**AVAILABLE RECORDS**
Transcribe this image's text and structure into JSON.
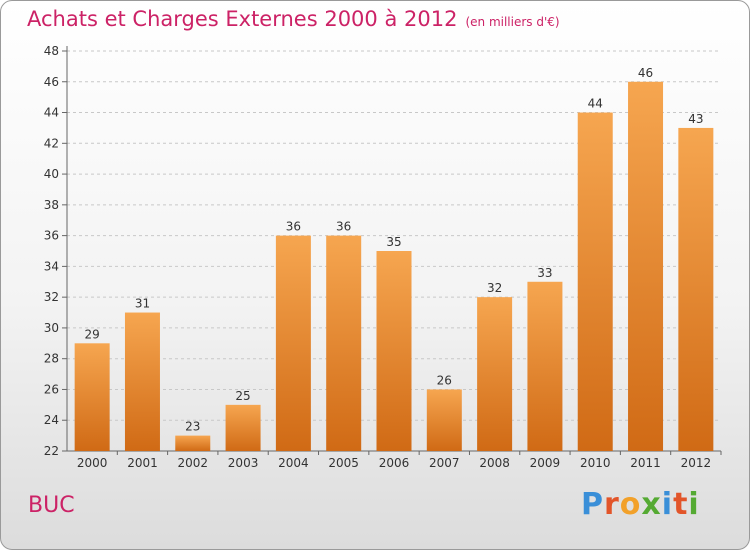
{
  "title": "Achats et Charges Externes 2000 à 2012",
  "subtitle": "(en milliers d'€)",
  "commune": "BUC",
  "logo": {
    "letters": [
      "P",
      "r",
      "o",
      "x",
      "i",
      "t",
      "i"
    ],
    "colors": [
      "#3a8fd8",
      "#e2552a",
      "#f2a12a",
      "#55aa33",
      "#3a8fd8",
      "#e2552a",
      "#55aa33"
    ]
  },
  "colors": {
    "bar": "#ed8a30",
    "title": "#cc2266"
  },
  "chart_data": {
    "type": "bar",
    "categories": [
      "2000",
      "2001",
      "2002",
      "2003",
      "2004",
      "2005",
      "2006",
      "2007",
      "2008",
      "2009",
      "2010",
      "2011",
      "2012"
    ],
    "values": [
      29,
      31,
      23,
      25,
      36,
      36,
      35,
      26,
      32,
      33,
      44,
      46,
      43
    ],
    "ylim": [
      22,
      48
    ],
    "yticks": [
      22,
      24,
      26,
      28,
      30,
      32,
      34,
      36,
      38,
      40,
      42,
      44,
      46,
      48
    ],
    "grid": "horizontal dashed",
    "data_labels": true
  }
}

**TASK OBJECTIVE**
Will you set down the records word for word while leaving out every picture?

**TASK ANSWER**
Transcribe this image's text and structure into JSON.
{
  "title": "Achats et Charges Externes 2000 à 2012",
  "subtitle": "(en milliers d'€)",
  "commune": "BUC",
  "logo": {
    "letters": [
      "P",
      "r",
      "o",
      "x",
      "i",
      "t",
      "i"
    ],
    "colors": [
      "#3a8fd8",
      "#e2552a",
      "#f2a12a",
      "#55aa33",
      "#3a8fd8",
      "#e2552a",
      "#55aa33"
    ]
  },
  "colors": {
    "bar": "#ed8a30",
    "title": "#cc2266"
  },
  "chart_data": {
    "type": "bar",
    "categories": [
      "2000",
      "2001",
      "2002",
      "2003",
      "2004",
      "2005",
      "2006",
      "2007",
      "2008",
      "2009",
      "2010",
      "2011",
      "2012"
    ],
    "values": [
      29,
      31,
      23,
      25,
      36,
      36,
      35,
      26,
      32,
      33,
      44,
      46,
      43
    ],
    "ylim": [
      22,
      48
    ],
    "yticks": [
      22,
      24,
      26,
      28,
      30,
      32,
      34,
      36,
      38,
      40,
      42,
      44,
      46,
      48
    ],
    "grid": "horizontal dashed",
    "data_labels": true
  }
}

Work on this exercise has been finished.